WHAT IS NEEDED →
Pull every line holding the string "Boho" from the records below.

** start of DATASET CONTENT **

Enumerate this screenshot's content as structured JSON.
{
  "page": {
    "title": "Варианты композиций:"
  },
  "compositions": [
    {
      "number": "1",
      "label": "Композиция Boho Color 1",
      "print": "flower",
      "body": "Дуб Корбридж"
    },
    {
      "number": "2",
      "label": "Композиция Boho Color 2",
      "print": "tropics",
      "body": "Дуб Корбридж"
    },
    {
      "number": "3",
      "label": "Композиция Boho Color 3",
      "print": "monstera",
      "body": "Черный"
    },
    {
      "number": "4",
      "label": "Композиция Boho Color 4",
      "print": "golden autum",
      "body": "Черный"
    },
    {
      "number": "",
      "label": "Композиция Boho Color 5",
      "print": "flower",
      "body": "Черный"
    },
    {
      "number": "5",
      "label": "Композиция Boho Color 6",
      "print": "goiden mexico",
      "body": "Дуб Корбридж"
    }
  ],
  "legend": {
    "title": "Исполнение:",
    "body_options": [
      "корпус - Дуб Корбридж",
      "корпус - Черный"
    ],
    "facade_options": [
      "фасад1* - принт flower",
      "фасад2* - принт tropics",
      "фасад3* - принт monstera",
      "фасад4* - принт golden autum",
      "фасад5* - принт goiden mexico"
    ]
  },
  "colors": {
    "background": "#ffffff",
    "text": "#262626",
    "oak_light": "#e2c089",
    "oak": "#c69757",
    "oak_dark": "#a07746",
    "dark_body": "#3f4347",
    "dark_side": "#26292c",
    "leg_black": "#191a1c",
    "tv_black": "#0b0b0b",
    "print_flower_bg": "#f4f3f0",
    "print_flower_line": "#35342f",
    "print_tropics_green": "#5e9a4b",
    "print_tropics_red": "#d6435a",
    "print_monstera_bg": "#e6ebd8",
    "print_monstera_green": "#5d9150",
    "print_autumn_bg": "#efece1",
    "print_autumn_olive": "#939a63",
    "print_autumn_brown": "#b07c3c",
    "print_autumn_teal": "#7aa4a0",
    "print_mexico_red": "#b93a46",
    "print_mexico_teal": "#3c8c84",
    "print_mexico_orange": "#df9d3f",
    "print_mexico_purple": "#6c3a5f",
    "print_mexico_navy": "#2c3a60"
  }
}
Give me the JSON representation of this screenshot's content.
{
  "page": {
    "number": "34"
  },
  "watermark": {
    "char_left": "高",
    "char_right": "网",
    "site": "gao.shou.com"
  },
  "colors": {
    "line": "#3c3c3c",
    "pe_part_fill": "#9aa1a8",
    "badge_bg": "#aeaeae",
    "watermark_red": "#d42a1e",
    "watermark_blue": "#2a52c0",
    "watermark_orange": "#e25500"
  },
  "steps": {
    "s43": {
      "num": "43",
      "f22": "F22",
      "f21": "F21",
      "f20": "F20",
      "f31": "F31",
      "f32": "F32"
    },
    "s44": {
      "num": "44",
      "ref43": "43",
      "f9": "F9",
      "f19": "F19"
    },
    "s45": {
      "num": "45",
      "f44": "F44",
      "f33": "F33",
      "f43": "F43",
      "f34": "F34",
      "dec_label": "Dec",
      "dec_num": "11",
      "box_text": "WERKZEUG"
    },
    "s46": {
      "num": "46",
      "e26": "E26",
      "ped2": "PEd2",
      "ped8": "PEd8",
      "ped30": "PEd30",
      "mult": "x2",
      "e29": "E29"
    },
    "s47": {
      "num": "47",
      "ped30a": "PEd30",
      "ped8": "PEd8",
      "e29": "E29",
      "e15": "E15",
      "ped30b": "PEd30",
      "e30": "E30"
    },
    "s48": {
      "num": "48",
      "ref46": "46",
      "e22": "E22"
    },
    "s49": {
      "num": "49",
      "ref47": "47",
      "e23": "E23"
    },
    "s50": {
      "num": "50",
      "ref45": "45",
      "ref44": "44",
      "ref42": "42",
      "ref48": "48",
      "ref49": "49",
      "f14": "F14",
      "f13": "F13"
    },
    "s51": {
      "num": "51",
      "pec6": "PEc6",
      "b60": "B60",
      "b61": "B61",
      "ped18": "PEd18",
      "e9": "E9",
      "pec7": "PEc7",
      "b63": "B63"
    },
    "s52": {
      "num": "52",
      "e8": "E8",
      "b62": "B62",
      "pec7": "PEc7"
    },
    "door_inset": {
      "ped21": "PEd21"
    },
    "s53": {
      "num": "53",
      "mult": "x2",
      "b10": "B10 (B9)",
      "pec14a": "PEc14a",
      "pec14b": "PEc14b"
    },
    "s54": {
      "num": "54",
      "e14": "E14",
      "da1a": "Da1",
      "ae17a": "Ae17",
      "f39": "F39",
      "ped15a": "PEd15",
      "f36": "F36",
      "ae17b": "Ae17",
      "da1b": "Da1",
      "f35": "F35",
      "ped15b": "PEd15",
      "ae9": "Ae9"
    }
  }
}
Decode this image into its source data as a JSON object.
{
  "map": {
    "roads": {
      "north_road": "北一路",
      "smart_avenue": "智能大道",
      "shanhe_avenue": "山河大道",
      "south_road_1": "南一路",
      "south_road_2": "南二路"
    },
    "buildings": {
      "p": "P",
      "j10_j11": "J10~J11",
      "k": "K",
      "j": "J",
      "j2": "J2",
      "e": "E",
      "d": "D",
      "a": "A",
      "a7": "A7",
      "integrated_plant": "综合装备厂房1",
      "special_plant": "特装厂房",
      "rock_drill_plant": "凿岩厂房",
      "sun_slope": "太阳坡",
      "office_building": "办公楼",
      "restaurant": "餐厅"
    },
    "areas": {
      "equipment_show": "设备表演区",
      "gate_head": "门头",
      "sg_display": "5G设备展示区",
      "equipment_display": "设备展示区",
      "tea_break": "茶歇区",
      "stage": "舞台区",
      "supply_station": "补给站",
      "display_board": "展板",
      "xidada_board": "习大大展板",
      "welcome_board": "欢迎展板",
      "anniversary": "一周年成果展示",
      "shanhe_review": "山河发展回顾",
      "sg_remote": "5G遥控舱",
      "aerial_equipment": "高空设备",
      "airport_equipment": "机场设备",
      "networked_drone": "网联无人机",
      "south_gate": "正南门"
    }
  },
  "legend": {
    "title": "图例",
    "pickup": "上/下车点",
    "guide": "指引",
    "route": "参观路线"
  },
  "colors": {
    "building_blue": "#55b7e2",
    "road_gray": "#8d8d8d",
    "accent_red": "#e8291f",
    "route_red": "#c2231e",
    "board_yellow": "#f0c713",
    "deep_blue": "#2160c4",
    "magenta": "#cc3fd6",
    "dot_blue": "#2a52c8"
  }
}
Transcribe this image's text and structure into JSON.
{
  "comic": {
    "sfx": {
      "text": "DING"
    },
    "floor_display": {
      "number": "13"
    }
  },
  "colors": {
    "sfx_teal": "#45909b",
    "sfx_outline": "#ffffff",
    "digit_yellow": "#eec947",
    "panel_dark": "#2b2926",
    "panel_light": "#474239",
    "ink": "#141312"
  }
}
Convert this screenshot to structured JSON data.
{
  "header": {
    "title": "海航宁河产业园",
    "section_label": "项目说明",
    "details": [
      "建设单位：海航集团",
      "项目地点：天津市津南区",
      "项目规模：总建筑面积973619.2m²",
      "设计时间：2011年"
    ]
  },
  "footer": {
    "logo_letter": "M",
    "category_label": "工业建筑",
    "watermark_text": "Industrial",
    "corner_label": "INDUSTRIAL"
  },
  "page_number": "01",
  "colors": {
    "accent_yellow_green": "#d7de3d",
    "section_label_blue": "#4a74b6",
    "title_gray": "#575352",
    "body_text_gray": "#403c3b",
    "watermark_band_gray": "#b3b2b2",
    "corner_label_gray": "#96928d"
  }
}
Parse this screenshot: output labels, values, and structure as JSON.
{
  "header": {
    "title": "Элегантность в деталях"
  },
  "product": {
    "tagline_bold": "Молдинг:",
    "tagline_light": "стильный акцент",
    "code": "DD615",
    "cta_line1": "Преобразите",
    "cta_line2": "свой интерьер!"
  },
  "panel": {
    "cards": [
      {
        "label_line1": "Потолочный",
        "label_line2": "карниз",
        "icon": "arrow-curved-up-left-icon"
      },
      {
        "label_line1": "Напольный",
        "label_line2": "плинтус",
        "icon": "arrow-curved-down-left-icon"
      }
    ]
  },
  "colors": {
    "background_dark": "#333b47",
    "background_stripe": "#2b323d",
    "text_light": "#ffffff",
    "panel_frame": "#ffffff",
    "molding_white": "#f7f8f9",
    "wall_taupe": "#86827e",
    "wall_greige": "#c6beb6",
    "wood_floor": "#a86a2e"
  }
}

** end of DATASET CONTENT **

ANSWER TO THE TASK →
      "label": "Композиция Boho Color 1",
      "label": "Композиция Boho Color 2",
      "label": "Композиция Boho Color 3",
      "label": "Композиция Boho Color 4",
      "label": "Композиция Boho Color 5",
      "label": "Композиция Boho Color 6",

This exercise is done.